(Records that describe figures)
......
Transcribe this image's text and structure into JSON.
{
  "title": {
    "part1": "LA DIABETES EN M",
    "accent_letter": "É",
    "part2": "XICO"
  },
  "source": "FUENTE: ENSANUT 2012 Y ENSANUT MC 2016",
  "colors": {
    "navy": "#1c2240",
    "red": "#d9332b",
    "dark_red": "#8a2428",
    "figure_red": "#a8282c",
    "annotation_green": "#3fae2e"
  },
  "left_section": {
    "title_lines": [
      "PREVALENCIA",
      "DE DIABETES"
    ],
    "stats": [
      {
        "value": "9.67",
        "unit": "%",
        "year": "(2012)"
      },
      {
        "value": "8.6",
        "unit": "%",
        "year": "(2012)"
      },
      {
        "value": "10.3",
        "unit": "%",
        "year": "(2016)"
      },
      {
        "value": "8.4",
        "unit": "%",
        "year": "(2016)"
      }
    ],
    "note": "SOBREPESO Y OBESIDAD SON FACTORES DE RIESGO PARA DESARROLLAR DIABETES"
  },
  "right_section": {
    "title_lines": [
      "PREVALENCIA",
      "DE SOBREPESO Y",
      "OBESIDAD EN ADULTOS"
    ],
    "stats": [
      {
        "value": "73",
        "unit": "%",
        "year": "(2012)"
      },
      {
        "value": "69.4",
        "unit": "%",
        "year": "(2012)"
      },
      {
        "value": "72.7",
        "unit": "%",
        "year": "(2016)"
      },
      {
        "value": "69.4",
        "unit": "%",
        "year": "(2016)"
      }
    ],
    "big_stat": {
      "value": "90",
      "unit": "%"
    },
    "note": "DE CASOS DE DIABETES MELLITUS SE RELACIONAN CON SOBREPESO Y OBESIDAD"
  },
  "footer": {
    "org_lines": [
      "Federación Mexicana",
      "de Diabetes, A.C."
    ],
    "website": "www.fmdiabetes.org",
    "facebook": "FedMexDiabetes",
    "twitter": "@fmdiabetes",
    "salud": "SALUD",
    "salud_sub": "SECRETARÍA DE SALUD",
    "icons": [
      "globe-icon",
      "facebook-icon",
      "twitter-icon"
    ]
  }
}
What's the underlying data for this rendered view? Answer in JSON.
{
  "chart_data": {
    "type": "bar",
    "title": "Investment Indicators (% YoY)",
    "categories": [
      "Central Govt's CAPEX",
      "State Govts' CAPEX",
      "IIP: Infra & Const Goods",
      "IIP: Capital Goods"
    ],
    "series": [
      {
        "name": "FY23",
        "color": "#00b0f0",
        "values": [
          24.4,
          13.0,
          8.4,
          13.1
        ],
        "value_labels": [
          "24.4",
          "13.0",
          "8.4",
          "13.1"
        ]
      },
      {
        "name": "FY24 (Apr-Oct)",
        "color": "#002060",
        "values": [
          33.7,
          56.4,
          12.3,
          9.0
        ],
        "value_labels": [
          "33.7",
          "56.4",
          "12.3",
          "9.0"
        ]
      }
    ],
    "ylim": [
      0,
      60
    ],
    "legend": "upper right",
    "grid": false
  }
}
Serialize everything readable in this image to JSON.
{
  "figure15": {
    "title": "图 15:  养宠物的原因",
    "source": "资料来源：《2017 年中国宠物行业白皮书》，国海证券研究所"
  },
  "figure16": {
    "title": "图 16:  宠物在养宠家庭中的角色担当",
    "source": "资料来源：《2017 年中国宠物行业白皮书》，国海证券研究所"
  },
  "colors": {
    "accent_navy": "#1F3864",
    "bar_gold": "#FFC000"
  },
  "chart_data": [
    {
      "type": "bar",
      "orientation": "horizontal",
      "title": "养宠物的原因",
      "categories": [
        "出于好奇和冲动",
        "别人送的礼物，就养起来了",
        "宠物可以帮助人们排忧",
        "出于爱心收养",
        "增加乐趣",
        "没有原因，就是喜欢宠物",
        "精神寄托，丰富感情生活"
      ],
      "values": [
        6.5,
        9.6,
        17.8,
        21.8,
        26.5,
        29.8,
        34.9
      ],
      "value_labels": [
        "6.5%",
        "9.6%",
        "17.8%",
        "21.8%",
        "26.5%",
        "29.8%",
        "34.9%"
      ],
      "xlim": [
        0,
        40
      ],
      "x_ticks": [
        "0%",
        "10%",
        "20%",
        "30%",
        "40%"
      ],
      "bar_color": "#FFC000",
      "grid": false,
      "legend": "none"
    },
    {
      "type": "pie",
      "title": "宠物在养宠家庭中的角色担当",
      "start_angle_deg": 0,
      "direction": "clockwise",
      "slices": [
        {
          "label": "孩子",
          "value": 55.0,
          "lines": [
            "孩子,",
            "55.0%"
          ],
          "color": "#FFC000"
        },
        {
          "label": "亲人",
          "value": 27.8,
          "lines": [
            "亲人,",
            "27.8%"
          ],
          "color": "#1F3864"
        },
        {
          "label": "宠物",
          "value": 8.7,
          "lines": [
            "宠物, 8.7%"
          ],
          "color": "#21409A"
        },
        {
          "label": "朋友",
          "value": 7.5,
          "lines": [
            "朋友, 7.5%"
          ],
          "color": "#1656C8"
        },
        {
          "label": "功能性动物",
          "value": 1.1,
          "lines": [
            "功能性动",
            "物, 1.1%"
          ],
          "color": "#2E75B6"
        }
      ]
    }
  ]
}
......
• The request
Where a line holds "Goods", copy it out.

• Worked solution
      "IIP: Infra & Const Goods",
      "IIP: Capital Goods"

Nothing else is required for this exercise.